─── Entries
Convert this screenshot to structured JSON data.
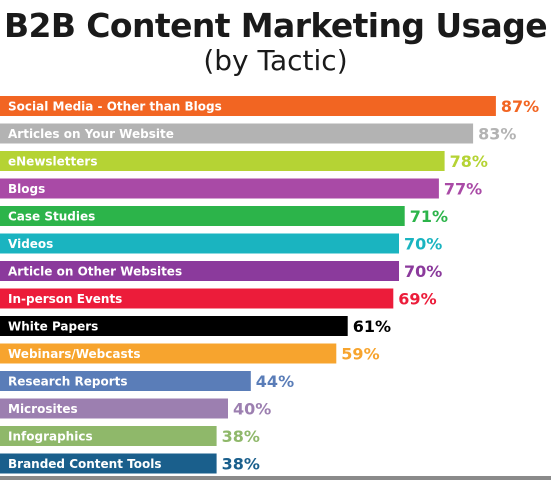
{
  "header": {
    "title": "B2B Content Marketing Usage",
    "subtitle": "(by Tactic)"
  },
  "chart_data": {
    "type": "bar",
    "orientation": "horizontal",
    "title": "B2B Content Marketing Usage",
    "subtitle": "(by Tactic)",
    "xlabel": "",
    "ylabel": "",
    "xlim": [
      0,
      100
    ],
    "grid": false,
    "legend": "none",
    "categories": [
      "Social Media - Other than Blogs",
      "Articles on Your Website",
      "eNewsletters",
      "Blogs",
      "Case Studies",
      "Videos",
      "Article on Other Websites",
      "In-person Events",
      "White Papers",
      "Webinars/Webcasts",
      "Research Reports",
      "Microsites",
      "Infographics",
      "Branded Content Tools"
    ],
    "values": [
      87,
      83,
      78,
      77,
      71,
      70,
      70,
      69,
      61,
      59,
      44,
      40,
      38,
      38
    ],
    "value_labels": [
      "87%",
      "83%",
      "78%",
      "77%",
      "71%",
      "70%",
      "70%",
      "69%",
      "61%",
      "59%",
      "44%",
      "40%",
      "38%",
      "38%"
    ],
    "colors": [
      "#f26522",
      "#b3b3b3",
      "#b5d334",
      "#a94aa6",
      "#2cb44a",
      "#1ab4c0",
      "#8b3a9c",
      "#ec1c3a",
      "#000000",
      "#f7a42e",
      "#5a7db8",
      "#9c7fb0",
      "#8fb86a",
      "#1a5f8c"
    ]
  }
}
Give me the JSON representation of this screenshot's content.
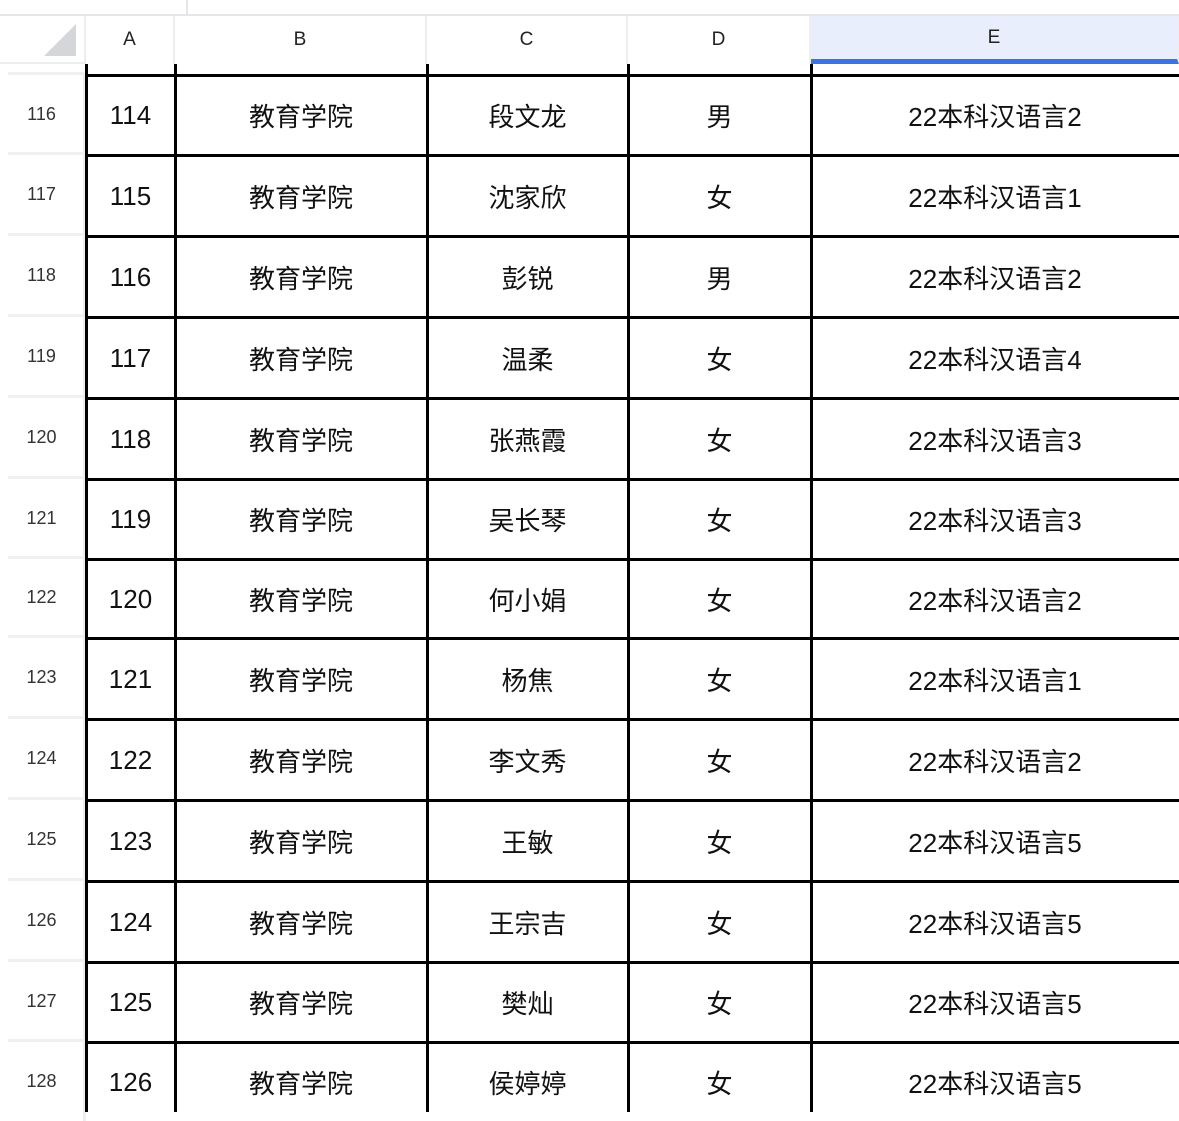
{
  "columns": [
    {
      "letter": "A"
    },
    {
      "letter": "B"
    },
    {
      "letter": "C"
    },
    {
      "letter": "D"
    },
    {
      "letter": "E",
      "selected": true
    }
  ],
  "accent_color": "#3b73e0",
  "rows": [
    {
      "row": "116",
      "cells": [
        "114",
        "教育学院",
        "段文龙",
        "男",
        "22本科汉语言2"
      ]
    },
    {
      "row": "117",
      "cells": [
        "115",
        "教育学院",
        "沈家欣",
        "女",
        "22本科汉语言1"
      ]
    },
    {
      "row": "118",
      "cells": [
        "116",
        "教育学院",
        "彭锐",
        "男",
        "22本科汉语言2"
      ]
    },
    {
      "row": "119",
      "cells": [
        "117",
        "教育学院",
        "温柔",
        "女",
        "22本科汉语言4"
      ]
    },
    {
      "row": "120",
      "cells": [
        "118",
        "教育学院",
        "张燕霞",
        "女",
        "22本科汉语言3"
      ]
    },
    {
      "row": "121",
      "cells": [
        "119",
        "教育学院",
        "吴长琴",
        "女",
        "22本科汉语言3"
      ]
    },
    {
      "row": "122",
      "cells": [
        "120",
        "教育学院",
        "何小娟",
        "女",
        "22本科汉语言2"
      ]
    },
    {
      "row": "123",
      "cells": [
        "121",
        "教育学院",
        "杨焦",
        "女",
        "22本科汉语言1"
      ]
    },
    {
      "row": "124",
      "cells": [
        "122",
        "教育学院",
        "李文秀",
        "女",
        "22本科汉语言2"
      ]
    },
    {
      "row": "125",
      "cells": [
        "123",
        "教育学院",
        "王敏",
        "女",
        "22本科汉语言5"
      ]
    },
    {
      "row": "126",
      "cells": [
        "124",
        "教育学院",
        "王宗吉",
        "女",
        "22本科汉语言5"
      ]
    },
    {
      "row": "127",
      "cells": [
        "125",
        "教育学院",
        "樊灿",
        "女",
        "22本科汉语言5"
      ]
    },
    {
      "row": "128",
      "cells": [
        "126",
        "教育学院",
        "侯婷婷",
        "女",
        "22本科汉语言5"
      ]
    }
  ]
}
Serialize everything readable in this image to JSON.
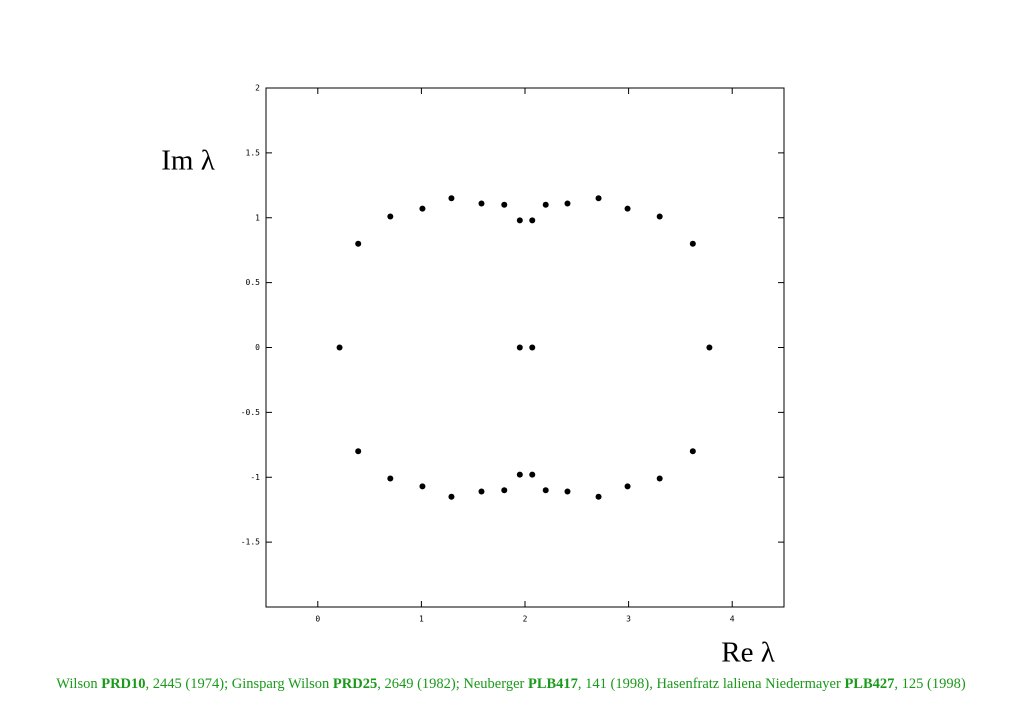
{
  "chart_data": {
    "type": "scatter",
    "xlabel": "Re λ",
    "ylabel": "Im λ",
    "xlim": [
      -0.5,
      4.5
    ],
    "ylim": [
      -2,
      2
    ],
    "xticks": [
      0,
      1,
      2,
      3,
      4
    ],
    "yticks": [
      2,
      1.5,
      1,
      0.5,
      0,
      -0.5,
      -1,
      -1.5
    ],
    "color": "#000000",
    "x": [
      0.21,
      0.39,
      0.7,
      1.01,
      1.29,
      1.58,
      1.8,
      1.95,
      2.07,
      2.2,
      2.41,
      2.71,
      2.99,
      3.3,
      3.62,
      3.78,
      1.95,
      2.07,
      0.39,
      0.7,
      1.01,
      1.29,
      1.58,
      1.8,
      1.95,
      2.07,
      2.2,
      2.41,
      2.71,
      2.99,
      3.3,
      3.62
    ],
    "y": [
      0,
      0.8,
      1.01,
      1.07,
      1.15,
      1.11,
      1.1,
      0.98,
      0.98,
      1.1,
      1.11,
      1.15,
      1.07,
      1.01,
      0.8,
      0,
      0,
      0,
      -0.8,
      -1.01,
      -1.07,
      -1.15,
      -1.11,
      -1.1,
      -0.98,
      -0.98,
      -1.1,
      -1.11,
      -1.15,
      -1.07,
      -1.01,
      -0.8
    ]
  },
  "footer": [
    {
      "text": "Wilson "
    },
    {
      "text": "PRD10",
      "bold": true
    },
    {
      "text": ", 2445 (1974); Ginsparg Wilson "
    },
    {
      "text": "PRD25",
      "bold": true
    },
    {
      "text": ", 2649 (1982); Neuberger "
    },
    {
      "text": "PLB417",
      "bold": true
    },
    {
      "text": ", 141 (1998), Hasenfratz laliena Niedermayer "
    },
    {
      "text": "PLB427",
      "bold": true
    },
    {
      "text": ", 125 (1998)"
    }
  ]
}
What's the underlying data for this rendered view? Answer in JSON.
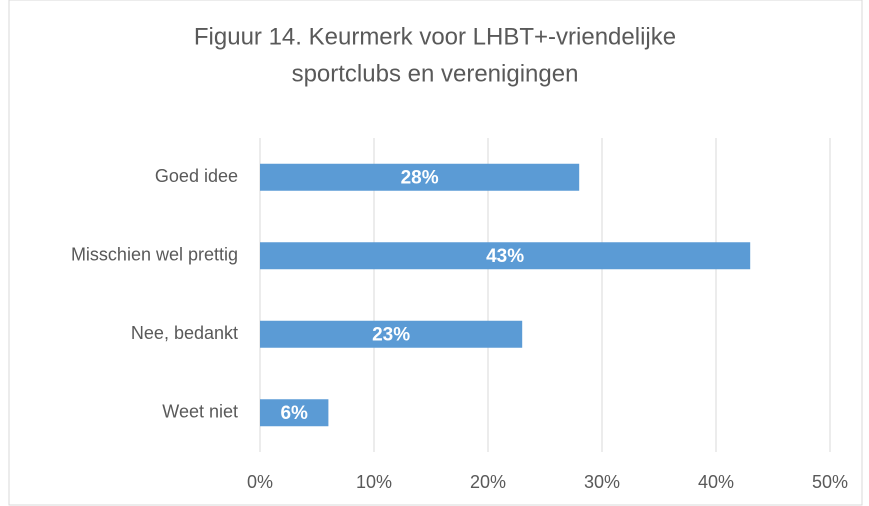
{
  "chart_data": {
    "type": "hbar",
    "title": [
      "Figuur 14.  Keurmerk voor LHBT+-vriendelijke",
      "sportclubs en verenigingen"
    ],
    "categories": [
      "Goed idee",
      "Misschien wel prettig",
      "Nee, bedankt",
      "Weet niet"
    ],
    "values": [
      28,
      43,
      23,
      6
    ],
    "value_labels": [
      "28%",
      "43%",
      "23%",
      "6%"
    ],
    "color": "#5b9bd5",
    "xlim": [
      0,
      50
    ],
    "xticks": [
      {
        "value": 0,
        "label": "0%"
      },
      {
        "value": 10,
        "label": "10%"
      },
      {
        "value": 20,
        "label": "20%"
      },
      {
        "value": 30,
        "label": "30%"
      },
      {
        "value": 40,
        "label": "40%"
      },
      {
        "value": 50,
        "label": "50%"
      }
    ],
    "grid": true
  }
}
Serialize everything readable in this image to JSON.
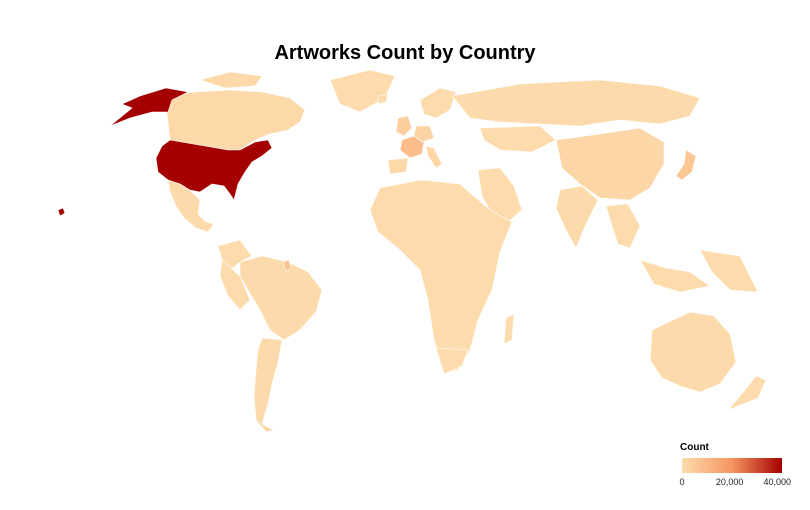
{
  "chart_data": {
    "type": "choropleth",
    "title": "Artworks Count by Country",
    "legend": {
      "title": "Count",
      "placement": "bottom-right",
      "range": [
        0,
        42000
      ],
      "ticks": [
        0,
        20000,
        40000
      ],
      "tick_labels": [
        "0",
        "20,000",
        "40,000"
      ],
      "color_low": "#fddbac",
      "color_mid": "#f69560",
      "color_high": "#a50000"
    },
    "regions": [
      {
        "name": "United States",
        "value": 42000
      },
      {
        "name": "France",
        "value": 9000
      },
      {
        "name": "Japan",
        "value": 6500
      },
      {
        "name": "French Guiana",
        "value": 7000
      },
      {
        "name": "United Kingdom",
        "value": 4000
      },
      {
        "name": "Germany",
        "value": 2500
      },
      {
        "name": "China",
        "value": 1500
      },
      {
        "name": "Italy",
        "value": 1200
      },
      {
        "name": "Canada",
        "value": 600
      },
      {
        "name": "Russia",
        "value": 300
      },
      {
        "name": "Brazil",
        "value": 300
      },
      {
        "name": "Australia",
        "value": 300
      },
      {
        "name": "India",
        "value": 200
      },
      {
        "name": "Mexico",
        "value": 400
      },
      {
        "name": "Argentina",
        "value": 200
      },
      {
        "name": "Spain",
        "value": 700
      },
      {
        "name": "South Africa",
        "value": 100
      }
    ]
  }
}
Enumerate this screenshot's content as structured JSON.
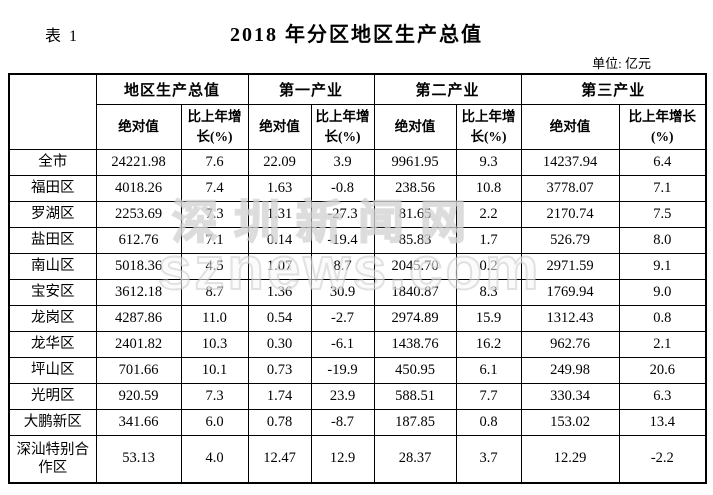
{
  "header": {
    "table_label": "表 1",
    "title": "2018 年分区地区生产总值",
    "unit": "单位: 亿元"
  },
  "watermark": {
    "line1": "深圳新闻网",
    "line2": "sznews.com"
  },
  "table": {
    "corner": "",
    "col_groups": [
      {
        "label": "地区生产总值"
      },
      {
        "label": "第一产业"
      },
      {
        "label": "第二产业"
      },
      {
        "label": "第三产业"
      }
    ],
    "sub_headers": {
      "abs": "绝对值",
      "growth": "比上年增长(%)"
    },
    "rows": [
      {
        "region": "全市",
        "values": [
          "24221.98",
          "7.6",
          "22.09",
          "3.9",
          "9961.95",
          "9.3",
          "14237.94",
          "6.4"
        ]
      },
      {
        "region": "福田区",
        "values": [
          "4018.26",
          "7.4",
          "1.63",
          "-0.8",
          "238.56",
          "10.8",
          "3778.07",
          "7.1"
        ]
      },
      {
        "region": "罗湖区",
        "values": [
          "2253.69",
          "7.3",
          "1.31",
          "-27.3",
          "81.65",
          "2.2",
          "2170.74",
          "7.5"
        ]
      },
      {
        "region": "盐田区",
        "values": [
          "612.76",
          "7.1",
          "0.14",
          "-19.4",
          "85.83",
          "1.7",
          "526.79",
          "8.0"
        ]
      },
      {
        "region": "南山区",
        "values": [
          "5018.36",
          "4.5",
          "1.07",
          "8.7",
          "2045.70",
          "0.2",
          "2971.59",
          "9.1"
        ]
      },
      {
        "region": "宝安区",
        "values": [
          "3612.18",
          "8.7",
          "1.36",
          "30.9",
          "1840.87",
          "8.3",
          "1769.94",
          "9.0"
        ]
      },
      {
        "region": "龙岗区",
        "values": [
          "4287.86",
          "11.0",
          "0.54",
          "-2.7",
          "2974.89",
          "15.9",
          "1312.43",
          "0.8"
        ]
      },
      {
        "region": "龙华区",
        "values": [
          "2401.82",
          "10.3",
          "0.30",
          "-6.1",
          "1438.76",
          "16.2",
          "962.76",
          "2.1"
        ]
      },
      {
        "region": "坪山区",
        "values": [
          "701.66",
          "10.1",
          "0.73",
          "-19.9",
          "450.95",
          "6.1",
          "249.98",
          "20.6"
        ]
      },
      {
        "region": "光明区",
        "values": [
          "920.59",
          "7.3",
          "1.74",
          "23.9",
          "588.51",
          "7.7",
          "330.34",
          "6.3"
        ]
      },
      {
        "region": "大鹏新区",
        "values": [
          "341.66",
          "6.0",
          "0.78",
          "-8.7",
          "187.85",
          "0.8",
          "153.02",
          "13.4"
        ]
      },
      {
        "region": "深汕特别合作区",
        "values": [
          "53.13",
          "4.0",
          "12.47",
          "12.9",
          "28.37",
          "3.7",
          "12.29",
          "-2.2"
        ]
      }
    ]
  }
}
──────
**Given instruction**.
Your task is to gather every line with the word "Blogs" and copy it.

**Exercise result**.
      "Social Media - Other than Blogs",
      "Blogs",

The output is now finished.